[Dataset excerpt]
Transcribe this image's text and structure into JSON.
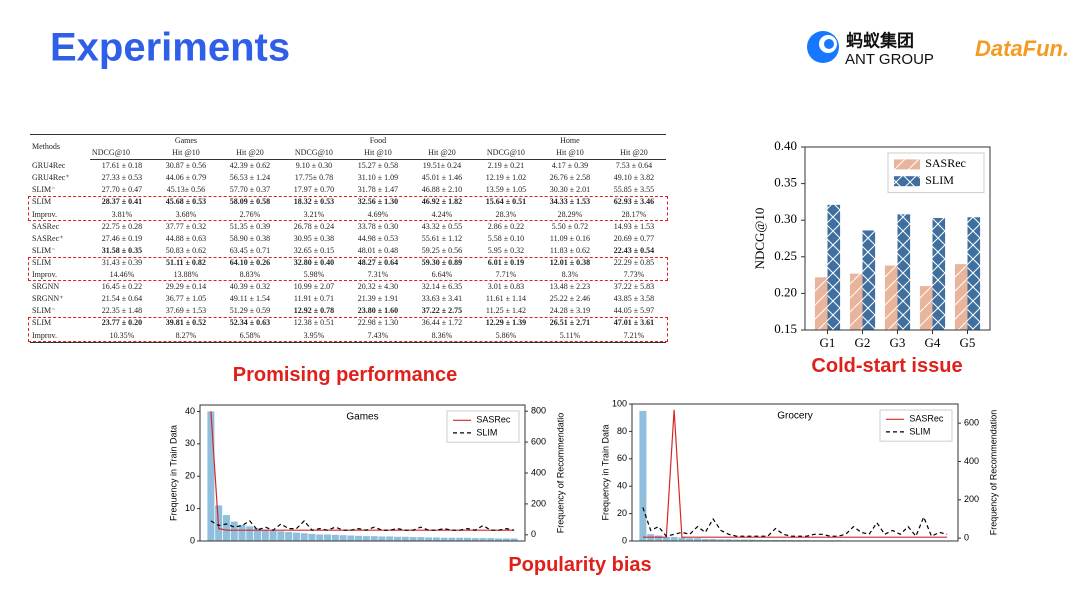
{
  "title": "Experiments",
  "logos": {
    "ant_cn": "蚂蚁集团",
    "ant_en": "ANT GROUP",
    "datafun": "DataFun."
  },
  "table": {
    "methods_header": "Methods",
    "groups": [
      "Games",
      "Food",
      "Home"
    ],
    "metrics": [
      "NDCG@10",
      "Hit @10",
      "Hit @20"
    ],
    "rows": [
      [
        "GRU4Rec",
        "17.61 ± 0.18",
        "30.87 ± 0.56",
        "42.39 ± 0.62",
        "9.10 ± 0.30",
        "15.27 ± 0.58",
        "19.51± 0.24",
        "2.19 ± 0.21",
        "4.17 ± 0.39",
        "7.53 ± 0.64"
      ],
      [
        "GRU4Rec⁺",
        "27.33 ± 0.53",
        "44.06 ± 0.79",
        "56.53 ± 1.24",
        "17.75± 0.78",
        "31.10 ± 1.09",
        "45.01 ± 1.46",
        "12.19 ± 1.02",
        "26.76 ± 2.58",
        "49.10 ± 3.82"
      ],
      [
        "SLIM⁻",
        "27.70 ± 0.47",
        "45.13± 0.56",
        "57.70 ± 0.37",
        "17.97 ± 0.70",
        "31.78 ± 1.47",
        "46.88 ± 2.10",
        "13.59 ± 1.05",
        "30.30 ± 2.01",
        "55.85 ± 3.55"
      ],
      [
        "SLIM",
        "28.37 ± 0.41",
        "45.68 ± 0.53",
        "58.09 ± 0.58",
        "18.32 ± 0.53",
        "32.56 ± 1.30",
        "46.92 ± 1.82",
        "15.64 ± 0.51",
        "34.33 ± 1.53",
        "62.93 ± 3.46"
      ],
      [
        "Improv.",
        "3.81%",
        "3.68%",
        "2.76%",
        "3.21%",
        "4.69%",
        "4.24%",
        "28.3%",
        "28.29%",
        "28.17%"
      ],
      [
        "SASRec",
        "22.75 ± 0.28",
        "37.77 ± 0.32",
        "51.35 ± 0.39",
        "26.78 ± 0.24",
        "33.78 ± 0.30",
        "43.32 ± 0.55",
        "2.86 ± 0.22",
        "5.50 ± 0.72",
        "14.93 ± 1.53"
      ],
      [
        "SASRec⁺",
        "27.46 ± 0.19",
        "44.88 ± 0.63",
        "58.90 ± 0.38",
        "30.95 ± 0.38",
        "44.98 ± 0.53",
        "55.61 ± 1.12",
        "5.58 ± 0.10",
        "11.09 ± 0.16",
        "20.69 ± 0.77"
      ],
      [
        "SLIM⁻",
        "31.58 ± 0.35",
        "50.83 ± 0.62",
        "63.45 ± 0.71",
        "32.65 ± 0.15",
        "48.01 ± 0.48",
        "59.25 ± 0.56",
        "5.95 ± 0.32",
        "11.83 ± 0.62",
        "22.43 ± 0.54"
      ],
      [
        "SLIM",
        "31.43 ± 0.39",
        "51.11 ± 0.82",
        "64.10 ± 0.26",
        "32.80 ± 0.40",
        "48.27 ± 0.64",
        "59.30 ± 0.89",
        "6.01 ± 0.19",
        "12.01 ± 0.38",
        "22.29 ± 0.85"
      ],
      [
        "Improv.",
        "14.46%",
        "13.88%",
        "8.83%",
        "5.98%",
        "7.31%",
        "6.64%",
        "7.71%",
        "8.3%",
        "7.73%"
      ],
      [
        "SRGNN",
        "16.45 ± 0.22",
        "29.29 ± 0.14",
        "40.39 ± 0.32",
        "10.99 ± 2.07",
        "20.32 ± 4.30",
        "32.14 ± 6.35",
        "3.01 ± 0.83",
        "13.48 ± 2.23",
        "37.22 ± 5.83"
      ],
      [
        "SRGNN⁺",
        "21.54 ± 0.64",
        "36.77 ± 1.05",
        "49.11 ± 1.54",
        "11.91 ± 0.71",
        "21.39 ± 1.91",
        "33.63 ± 3.41",
        "11.61 ± 1.14",
        "25.22 ± 2.46",
        "43.85 ± 3.58"
      ],
      [
        "SLIM⁻",
        "22.35 ± 1.48",
        "37.69 ± 1.53",
        "51.29 ± 0.59",
        "12.92 ± 0.78",
        "23.80 ± 1.60",
        "37.22 ± 2.75",
        "11.25 ± 1.42",
        "24.28 ± 3.19",
        "44.05 ± 5.97"
      ],
      [
        "SLIM",
        "23.77 ± 0.20",
        "39.81 ± 0.52",
        "52.34 ± 0.63",
        "12.38 ± 0.51",
        "22.98 ± 1.30",
        "36.44 ± 1.72",
        "12.29 ± 1.39",
        "26.51 ± 2.71",
        "47.01 ± 3.61"
      ],
      [
        "Improv.",
        "10.35%",
        "8.27%",
        "6.58%",
        "3.95%",
        "7.43%",
        "8.36%",
        "5.86%",
        "5.11%",
        "7.21%"
      ]
    ],
    "bold": [
      [],
      [],
      [],
      [
        1,
        2,
        3,
        4,
        5,
        6,
        7,
        8,
        9
      ],
      [],
      [],
      [],
      [
        1,
        9
      ],
      [
        2,
        3,
        4,
        5,
        6,
        7,
        8
      ],
      [],
      [],
      [],
      [
        4,
        5,
        6
      ],
      [
        1,
        2,
        3,
        7,
        8,
        9
      ],
      []
    ],
    "boxed_rows": [
      3,
      8,
      13
    ]
  },
  "captions": [
    "Promising performance",
    "Cold-start issue",
    "Popularity bias"
  ],
  "chart_data": [
    {
      "type": "bar",
      "y_label": "NDCG@10",
      "categories": [
        "G1",
        "G2",
        "G3",
        "G4",
        "G5"
      ],
      "series": [
        {
          "name": "SASRec",
          "color": "#e9b49c",
          "values": [
            0.222,
            0.227,
            0.238,
            0.21,
            0.24
          ]
        },
        {
          "name": "SLIM",
          "color": "#3f6f9f",
          "values": [
            0.321,
            0.286,
            0.308,
            0.303,
            0.304
          ]
        }
      ],
      "ylim": [
        0.15,
        0.4
      ],
      "yticks": [
        {
          "value": 0.15,
          "label": "0.15"
        },
        {
          "value": 0.2,
          "label": "0.20"
        },
        {
          "value": 0.25,
          "label": "0.25"
        },
        {
          "value": 0.3,
          "label": "0.30"
        },
        {
          "value": 0.35,
          "label": "0.35"
        },
        {
          "value": 0.4,
          "label": "0.40"
        }
      ],
      "hatch": true,
      "legend": "upper right"
    },
    {
      "type": "bar_line",
      "title": "Games",
      "y_label": "Frequency in Train Data",
      "y2_label": "Frequency of Recommendatio",
      "series": [
        {
          "kind": "bar",
          "color": "#8fbfdc",
          "values": [
            40,
            11,
            8,
            6,
            5,
            4.5,
            4,
            3.5,
            3.2,
            3,
            2.8,
            2.6,
            2.4,
            2.2,
            2,
            2,
            1.9,
            1.8,
            1.7,
            1.6,
            1.5,
            1.5,
            1.4,
            1.4,
            1.3,
            1.3,
            1.2,
            1.2,
            1.1,
            1.1,
            1,
            1,
            1,
            1,
            0.9,
            0.9,
            0.9,
            0.8,
            0.8,
            0.8
          ]
        },
        {
          "name": "SASRec",
          "kind": "line",
          "axis": "y2",
          "color": "#d62728",
          "values": [
            800,
            40,
            30,
            30,
            30,
            30,
            30,
            30,
            30,
            30,
            30,
            30,
            30,
            30,
            30,
            30,
            30,
            30,
            30,
            30,
            30,
            30,
            30,
            30,
            30,
            30,
            30,
            30,
            30,
            30,
            30,
            30,
            30,
            30,
            30,
            30,
            30,
            30,
            30,
            30
          ]
        },
        {
          "name": "SLIM",
          "kind": "line",
          "axis": "y2",
          "dash": true,
          "color": "#000000",
          "values": [
            90,
            60,
            70,
            50,
            60,
            90,
            30,
            50,
            30,
            70,
            40,
            40,
            90,
            30,
            40,
            30,
            50,
            30,
            30,
            40,
            30,
            50,
            30,
            30,
            40,
            30,
            30,
            50,
            30,
            30,
            40,
            30,
            30,
            40,
            30,
            60,
            30,
            30,
            40,
            30
          ]
        }
      ],
      "ylim": [
        0,
        42
      ],
      "yticks": [
        0,
        10,
        20,
        30,
        40
      ],
      "y2lim": [
        -40,
        840
      ],
      "y2ticks": [
        0,
        200,
        400,
        600,
        800
      ],
      "legend": "upper right"
    },
    {
      "type": "bar_line",
      "title": "Grocery",
      "y_label": "Frequency in Train Data",
      "y2_label": "Frequency of Recommendation",
      "series": [
        {
          "kind": "bar",
          "color": "#8fbfdc",
          "values": [
            95,
            5,
            4,
            3,
            3,
            2.5,
            2,
            2,
            1.5,
            1.5,
            1.2,
            1.2,
            1,
            1,
            1,
            0.8,
            0.8,
            0.8,
            0.7,
            0.7,
            0.6,
            0.6,
            0.5,
            0.5,
            0.5,
            0.5,
            0.4,
            0.4,
            0.4,
            0.4,
            0.3,
            0.3,
            0.3,
            0.3,
            0.3,
            0.2,
            0.2,
            0.2,
            0.2,
            0.2
          ]
        },
        {
          "name": "SASRec",
          "kind": "line",
          "axis": "y2",
          "color": "#d62728",
          "values": [
            5,
            5,
            5,
            5,
            670,
            5,
            5,
            5,
            5,
            5,
            5,
            5,
            5,
            5,
            5,
            5,
            5,
            5,
            5,
            5,
            5,
            5,
            5,
            5,
            5,
            5,
            5,
            5,
            5,
            5,
            5,
            5,
            5,
            5,
            5,
            5,
            5,
            5,
            5,
            5
          ]
        },
        {
          "name": "SLIM",
          "kind": "line",
          "axis": "y2",
          "dash": true,
          "color": "#000000",
          "values": [
            160,
            40,
            60,
            10,
            20,
            30,
            20,
            60,
            30,
            100,
            40,
            20,
            10,
            10,
            10,
            10,
            10,
            50,
            20,
            10,
            10,
            10,
            20,
            20,
            10,
            10,
            20,
            60,
            30,
            20,
            80,
            20,
            40,
            20,
            60,
            10,
            110,
            10,
            30,
            20
          ]
        }
      ],
      "ylim": [
        0,
        100
      ],
      "yticks": [
        0,
        20,
        40,
        60,
        80,
        100
      ],
      "y2lim": [
        -15,
        700
      ],
      "y2ticks": [
        0,
        200,
        400,
        600
      ],
      "legend": "upper right"
    }
  ]
}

**Set exercise**
Each line that holds the word "Frequency" is to be copied.

**Full response**
      "y_label": "Frequency in Train Data",
      "y2_label": "Frequency of Recommendatio",
      "y_label": "Frequency in Train Data",
      "y2_label": "Frequency of Recommendation",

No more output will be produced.